ASSIGNMENT:
The entries should each be set down again precisely.

══ SOURCE RECORDS

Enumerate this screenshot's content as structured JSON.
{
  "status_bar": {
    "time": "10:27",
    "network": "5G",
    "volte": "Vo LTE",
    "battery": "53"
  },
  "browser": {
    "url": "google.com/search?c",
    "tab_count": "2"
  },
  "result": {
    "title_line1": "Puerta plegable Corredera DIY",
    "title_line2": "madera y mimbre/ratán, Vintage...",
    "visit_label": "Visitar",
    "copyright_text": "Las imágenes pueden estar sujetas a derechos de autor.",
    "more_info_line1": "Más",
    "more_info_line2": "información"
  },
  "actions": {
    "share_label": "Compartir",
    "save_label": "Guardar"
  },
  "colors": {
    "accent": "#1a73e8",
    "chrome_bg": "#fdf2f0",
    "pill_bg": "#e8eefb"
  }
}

════

ANSWER TO THIS EXERCISE:
Enumerate this screenshot's content as structured JSON.
{
  "status_bar": {
    "time": "10:27",
    "network": "5G",
    "volte": "Vo LTE",
    "battery": "53"
  },
  "browser": {
    "url": "google.com/search?c",
    "tab_count": "2"
  },
  "result": {
    "title_line1": "Puerta plegable Corredera DIY",
    "title_line2": "madera y mimbre/ratán, Vintage...",
    "visit_label": "Visitar",
    "copyright_text": "Las imágenes pueden estar sujetas a derechos de autor.",
    "more_info_line1": "Más",
    "more_info_line2": "información"
  },
  "actions": {
    "share_label": "Compartir",
    "save_label": "Guardar"
  },
  "colors": {
    "accent": "#1a73e8",
    "chrome_bg": "#fdf2f0",
    "pill_bg": "#e8eefb"
  }
}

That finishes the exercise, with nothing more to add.